Can you give all the records again without altering a single character?

● **SUPPLIED ENTRIES**:

++++++++++++++++++++

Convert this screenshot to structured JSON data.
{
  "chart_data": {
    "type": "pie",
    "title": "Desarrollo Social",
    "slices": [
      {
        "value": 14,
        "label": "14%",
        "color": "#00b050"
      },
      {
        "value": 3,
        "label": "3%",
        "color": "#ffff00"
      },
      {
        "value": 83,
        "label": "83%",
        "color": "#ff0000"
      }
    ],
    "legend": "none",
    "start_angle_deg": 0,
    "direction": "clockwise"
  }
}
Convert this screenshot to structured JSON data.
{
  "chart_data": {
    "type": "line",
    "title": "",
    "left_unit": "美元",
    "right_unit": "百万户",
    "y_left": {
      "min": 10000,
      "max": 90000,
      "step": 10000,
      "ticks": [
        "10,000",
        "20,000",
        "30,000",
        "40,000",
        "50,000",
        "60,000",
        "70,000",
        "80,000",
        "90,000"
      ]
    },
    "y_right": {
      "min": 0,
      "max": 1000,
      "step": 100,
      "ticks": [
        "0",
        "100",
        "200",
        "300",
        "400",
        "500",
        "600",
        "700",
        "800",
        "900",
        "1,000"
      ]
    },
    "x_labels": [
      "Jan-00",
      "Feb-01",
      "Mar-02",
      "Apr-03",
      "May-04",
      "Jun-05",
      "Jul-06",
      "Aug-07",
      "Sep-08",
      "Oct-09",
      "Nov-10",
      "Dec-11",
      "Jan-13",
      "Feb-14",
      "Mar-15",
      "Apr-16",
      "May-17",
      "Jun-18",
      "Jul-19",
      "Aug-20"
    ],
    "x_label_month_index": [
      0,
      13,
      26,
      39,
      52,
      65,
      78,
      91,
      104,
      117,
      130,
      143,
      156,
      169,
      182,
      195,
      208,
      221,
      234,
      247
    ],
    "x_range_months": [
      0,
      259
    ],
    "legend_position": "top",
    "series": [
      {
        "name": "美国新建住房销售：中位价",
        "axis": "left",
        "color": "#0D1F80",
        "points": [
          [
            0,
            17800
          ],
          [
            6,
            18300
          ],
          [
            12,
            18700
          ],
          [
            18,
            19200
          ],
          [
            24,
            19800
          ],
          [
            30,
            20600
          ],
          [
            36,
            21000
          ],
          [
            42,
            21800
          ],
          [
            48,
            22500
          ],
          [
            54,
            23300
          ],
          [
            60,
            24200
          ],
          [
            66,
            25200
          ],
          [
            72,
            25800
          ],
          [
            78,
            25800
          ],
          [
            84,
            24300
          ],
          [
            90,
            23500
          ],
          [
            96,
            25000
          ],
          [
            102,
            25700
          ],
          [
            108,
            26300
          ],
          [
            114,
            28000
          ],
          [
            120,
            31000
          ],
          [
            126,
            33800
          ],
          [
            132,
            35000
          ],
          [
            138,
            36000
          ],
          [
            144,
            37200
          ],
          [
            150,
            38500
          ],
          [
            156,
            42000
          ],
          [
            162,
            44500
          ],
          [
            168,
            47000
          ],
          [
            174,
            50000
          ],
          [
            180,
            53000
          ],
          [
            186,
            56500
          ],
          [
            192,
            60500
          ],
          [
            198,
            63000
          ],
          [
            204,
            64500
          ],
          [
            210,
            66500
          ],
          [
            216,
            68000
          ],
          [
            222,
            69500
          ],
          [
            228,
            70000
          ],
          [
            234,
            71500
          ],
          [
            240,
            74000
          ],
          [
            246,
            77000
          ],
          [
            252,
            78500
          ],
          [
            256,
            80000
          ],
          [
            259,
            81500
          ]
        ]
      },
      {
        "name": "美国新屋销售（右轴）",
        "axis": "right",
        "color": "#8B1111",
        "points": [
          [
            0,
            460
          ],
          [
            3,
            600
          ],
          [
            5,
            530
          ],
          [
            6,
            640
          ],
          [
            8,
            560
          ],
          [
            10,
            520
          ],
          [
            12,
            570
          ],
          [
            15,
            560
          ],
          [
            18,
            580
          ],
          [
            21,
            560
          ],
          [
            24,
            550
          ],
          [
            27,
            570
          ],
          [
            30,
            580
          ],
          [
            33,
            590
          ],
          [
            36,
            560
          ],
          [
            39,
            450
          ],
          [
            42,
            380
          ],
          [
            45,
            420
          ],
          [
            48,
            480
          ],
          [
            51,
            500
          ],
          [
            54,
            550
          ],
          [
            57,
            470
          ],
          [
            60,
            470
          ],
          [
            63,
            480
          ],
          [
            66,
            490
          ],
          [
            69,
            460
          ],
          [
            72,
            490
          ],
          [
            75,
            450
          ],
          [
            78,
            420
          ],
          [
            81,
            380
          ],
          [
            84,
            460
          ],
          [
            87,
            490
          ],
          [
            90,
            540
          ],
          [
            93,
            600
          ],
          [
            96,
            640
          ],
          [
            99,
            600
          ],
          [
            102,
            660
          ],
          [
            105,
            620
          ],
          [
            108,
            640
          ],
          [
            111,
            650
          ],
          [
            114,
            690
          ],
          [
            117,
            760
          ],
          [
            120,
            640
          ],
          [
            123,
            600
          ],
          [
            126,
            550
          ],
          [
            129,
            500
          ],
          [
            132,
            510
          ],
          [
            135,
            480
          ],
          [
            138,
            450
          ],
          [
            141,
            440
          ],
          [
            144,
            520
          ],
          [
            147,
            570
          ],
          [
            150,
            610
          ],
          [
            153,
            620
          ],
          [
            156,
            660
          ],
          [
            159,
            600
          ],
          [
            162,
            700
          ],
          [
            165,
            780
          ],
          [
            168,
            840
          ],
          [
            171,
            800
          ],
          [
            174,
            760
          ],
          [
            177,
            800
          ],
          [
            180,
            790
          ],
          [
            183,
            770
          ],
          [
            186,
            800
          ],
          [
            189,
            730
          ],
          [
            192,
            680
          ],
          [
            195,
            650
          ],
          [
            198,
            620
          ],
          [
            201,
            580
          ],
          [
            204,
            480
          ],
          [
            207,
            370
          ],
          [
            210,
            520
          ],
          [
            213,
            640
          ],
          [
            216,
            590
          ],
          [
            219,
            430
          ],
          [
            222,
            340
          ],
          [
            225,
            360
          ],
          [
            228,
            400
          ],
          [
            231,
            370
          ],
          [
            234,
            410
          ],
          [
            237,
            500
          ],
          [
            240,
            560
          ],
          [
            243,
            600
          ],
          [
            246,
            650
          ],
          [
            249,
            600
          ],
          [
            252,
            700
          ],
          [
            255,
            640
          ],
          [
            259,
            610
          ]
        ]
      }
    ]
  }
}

++++++++++++++++++++

● **TASK RESULT**:
Convert this screenshot to structured JSON data.
{
  "chart_data": {
    "type": "pie",
    "title": "Desarrollo Social",
    "slices": [
      {
        "value": 14,
        "label": "14%",
        "color": "#00b050"
      },
      {
        "value": 3,
        "label": "3%",
        "color": "#ffff00"
      },
      {
        "value": 83,
        "label": "83%",
        "color": "#ff0000"
      }
    ],
    "legend": "none",
    "start_angle_deg": 0,
    "direction": "clockwise"
  }
}
Convert this screenshot to structured JSON data.
{
  "chart_data": {
    "type": "line",
    "title": "",
    "left_unit": "美元",
    "right_unit": "百万户",
    "y_left": {
      "min": 10000,
      "max": 90000,
      "step": 10000,
      "ticks": [
        "10,000",
        "20,000",
        "30,000",
        "40,000",
        "50,000",
        "60,000",
        "70,000",
        "80,000",
        "90,000"
      ]
    },
    "y_right": {
      "min": 0,
      "max": 1000,
      "step": 100,
      "ticks": [
        "0",
        "100",
        "200",
        "300",
        "400",
        "500",
        "600",
        "700",
        "800",
        "900",
        "1,000"
      ]
    },
    "x_labels": [
      "Jan-00",
      "Feb-01",
      "Mar-02",
      "Apr-03",
      "May-04",
      "Jun-05",
      "Jul-06",
      "Aug-07",
      "Sep-08",
      "Oct-09",
      "Nov-10",
      "Dec-11",
      "Jan-13",
      "Feb-14",
      "Mar-15",
      "Apr-16",
      "May-17",
      "Jun-18",
      "Jul-19",
      "Aug-20"
    ],
    "x_label_month_index": [
      0,
      13,
      26,
      39,
      52,
      65,
      78,
      91,
      104,
      117,
      130,
      143,
      156,
      169,
      182,
      195,
      208,
      221,
      234,
      247
    ],
    "x_range_months": [
      0,
      259
    ],
    "legend_position": "top",
    "series": [
      {
        "name": "美国新建住房销售：中位价",
        "axis": "left",
        "color": "#0D1F80",
        "points": [
          [
            0,
            17800
          ],
          [
            6,
            18300
          ],
          [
            12,
            18700
          ],
          [
            18,
            19200
          ],
          [
            24,
            19800
          ],
          [
            30,
            20600
          ],
          [
            36,
            21000
          ],
          [
            42,
            21800
          ],
          [
            48,
            22500
          ],
          [
            54,
            23300
          ],
          [
            60,
            24200
          ],
          [
            66,
            25200
          ],
          [
            72,
            25800
          ],
          [
            78,
            25800
          ],
          [
            84,
            24300
          ],
          [
            90,
            23500
          ],
          [
            96,
            25000
          ],
          [
            102,
            25700
          ],
          [
            108,
            26300
          ],
          [
            114,
            28000
          ],
          [
            120,
            31000
          ],
          [
            126,
            33800
          ],
          [
            132,
            35000
          ],
          [
            138,
            36000
          ],
          [
            144,
            37200
          ],
          [
            150,
            38500
          ],
          [
            156,
            42000
          ],
          [
            162,
            44500
          ],
          [
            168,
            47000
          ],
          [
            174,
            50000
          ],
          [
            180,
            53000
          ],
          [
            186,
            56500
          ],
          [
            192,
            60500
          ],
          [
            198,
            63000
          ],
          [
            204,
            64500
          ],
          [
            210,
            66500
          ],
          [
            216,
            68000
          ],
          [
            222,
            69500
          ],
          [
            228,
            70000
          ],
          [
            234,
            71500
          ],
          [
            240,
            74000
          ],
          [
            246,
            77000
          ],
          [
            252,
            78500
          ],
          [
            256,
            80000
          ],
          [
            259,
            81500
          ]
        ]
      },
      {
        "name": "美国新屋销售（右轴）",
        "axis": "right",
        "color": "#8B1111",
        "points": [
          [
            0,
            460
          ],
          [
            3,
            600
          ],
          [
            5,
            530
          ],
          [
            6,
            640
          ],
          [
            8,
            560
          ],
          [
            10,
            520
          ],
          [
            12,
            570
          ],
          [
            15,
            560
          ],
          [
            18,
            580
          ],
          [
            21,
            560
          ],
          [
            24,
            550
          ],
          [
            27,
            570
          ],
          [
            30,
            580
          ],
          [
            33,
            590
          ],
          [
            36,
            560
          ],
          [
            39,
            450
          ],
          [
            42,
            380
          ],
          [
            45,
            420
          ],
          [
            48,
            480
          ],
          [
            51,
            500
          ],
          [
            54,
            550
          ],
          [
            57,
            470
          ],
          [
            60,
            470
          ],
          [
            63,
            480
          ],
          [
            66,
            490
          ],
          [
            69,
            460
          ],
          [
            72,
            490
          ],
          [
            75,
            450
          ],
          [
            78,
            420
          ],
          [
            81,
            380
          ],
          [
            84,
            460
          ],
          [
            87,
            490
          ],
          [
            90,
            540
          ],
          [
            93,
            600
          ],
          [
            96,
            640
          ],
          [
            99,
            600
          ],
          [
            102,
            660
          ],
          [
            105,
            620
          ],
          [
            108,
            640
          ],
          [
            111,
            650
          ],
          [
            114,
            690
          ],
          [
            117,
            760
          ],
          [
            120,
            640
          ],
          [
            123,
            600
          ],
          [
            126,
            550
          ],
          [
            129,
            500
          ],
          [
            132,
            510
          ],
          [
            135,
            480
          ],
          [
            138,
            450
          ],
          [
            141,
            440
          ],
          [
            144,
            520
          ],
          [
            147,
            570
          ],
          [
            150,
            610
          ],
          [
            153,
            620
          ],
          [
            156,
            660
          ],
          [
            159,
            600
          ],
          [
            162,
            700
          ],
          [
            165,
            780
          ],
          [
            168,
            840
          ],
          [
            171,
            800
          ],
          [
            174,
            760
          ],
          [
            177,
            800
          ],
          [
            180,
            790
          ],
          [
            183,
            770
          ],
          [
            186,
            800
          ],
          [
            189,
            730
          ],
          [
            192,
            680
          ],
          [
            195,
            650
          ],
          [
            198,
            620
          ],
          [
            201,
            580
          ],
          [
            204,
            480
          ],
          [
            207,
            370
          ],
          [
            210,
            520
          ],
          [
            213,
            640
          ],
          [
            216,
            590
          ],
          [
            219,
            430
          ],
          [
            222,
            340
          ],
          [
            225,
            360
          ],
          [
            228,
            400
          ],
          [
            231,
            370
          ],
          [
            234,
            410
          ],
          [
            237,
            500
          ],
          [
            240,
            560
          ],
          [
            243,
            600
          ],
          [
            246,
            650
          ],
          [
            249,
            600
          ],
          [
            252,
            700
          ],
          [
            255,
            640
          ],
          [
            259,
            610
          ]
        ]
      }
    ]
  }
}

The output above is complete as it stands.